◆ **Instructions for the task**: Set down all of the data that follows word for word, without the images.

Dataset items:
-- START --

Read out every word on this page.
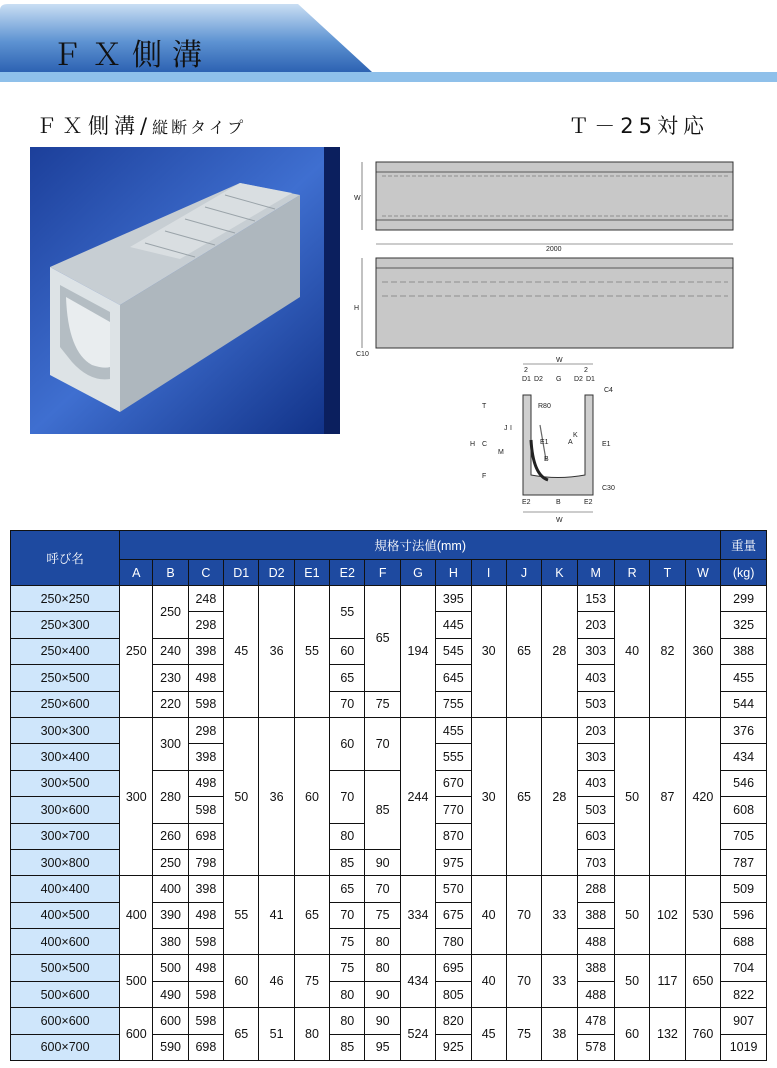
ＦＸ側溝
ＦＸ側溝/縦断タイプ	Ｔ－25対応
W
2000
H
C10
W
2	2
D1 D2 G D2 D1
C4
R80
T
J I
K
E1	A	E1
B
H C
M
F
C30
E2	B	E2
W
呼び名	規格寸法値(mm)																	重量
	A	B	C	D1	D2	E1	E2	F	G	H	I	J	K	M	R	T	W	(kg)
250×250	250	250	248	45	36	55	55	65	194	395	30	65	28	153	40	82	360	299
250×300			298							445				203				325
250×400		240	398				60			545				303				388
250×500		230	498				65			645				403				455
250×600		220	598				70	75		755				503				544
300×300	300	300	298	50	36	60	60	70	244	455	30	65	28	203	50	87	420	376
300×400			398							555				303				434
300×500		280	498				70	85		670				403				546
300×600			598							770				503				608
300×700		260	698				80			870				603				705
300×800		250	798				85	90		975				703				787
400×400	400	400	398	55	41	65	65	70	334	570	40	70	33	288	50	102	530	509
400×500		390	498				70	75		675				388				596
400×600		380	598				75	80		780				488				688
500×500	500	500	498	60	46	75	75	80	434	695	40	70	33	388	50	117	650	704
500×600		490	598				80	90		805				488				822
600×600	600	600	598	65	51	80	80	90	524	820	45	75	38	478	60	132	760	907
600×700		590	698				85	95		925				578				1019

-- END --

◆ **Correct response**:
Read out every word on this page.
ＦＸ側溝
ＦＸ側溝/縦断タイプ	Ｔ－25対応
W
2000
H
C10
W
2	2
D1 D2 G D2 D1
C4
R80
T
J I
K
E1	A	E1
B
H C
M
F
C30
E2	B	E2
W
呼び名	規格寸法値(mm)																	重量
	A	B	C	D1	D2	E1	E2	F	G	H	I	J	K	M	R	T	W	(kg)
250×250	250	250	248	45	36	55	55	65	194	395	30	65	28	153	40	82	360	299
250×300			298							445				203				325
250×400		240	398				60			545				303				388
250×500		230	498				65			645				403				455
250×600		220	598				70	75		755				503				544
300×300	300	300	298	50	36	60	60	70	244	455	30	65	28	203	50	87	420	376
300×400			398							555				303				434
300×500		280	498				70	85		670				403				546
300×600			598							770				503				608
300×700		260	698				80			870				603				705
300×800		250	798				85	90		975				703				787
400×400	400	400	398	55	41	65	65	70	334	570	40	70	33	288	50	102	530	509
400×500		390	498				70	75		675				388				596
400×600		380	598				75	80		780				488				688
500×500	500	500	498	60	46	75	75	80	434	695	40	70	33	388	50	117	650	704
500×600		490	598				80	90		805				488				822
600×600	600	600	598	65	51	80	80	90	524	820	45	75	38	478	60	132	760	907
600×700		590	698				85	95		925				578				1019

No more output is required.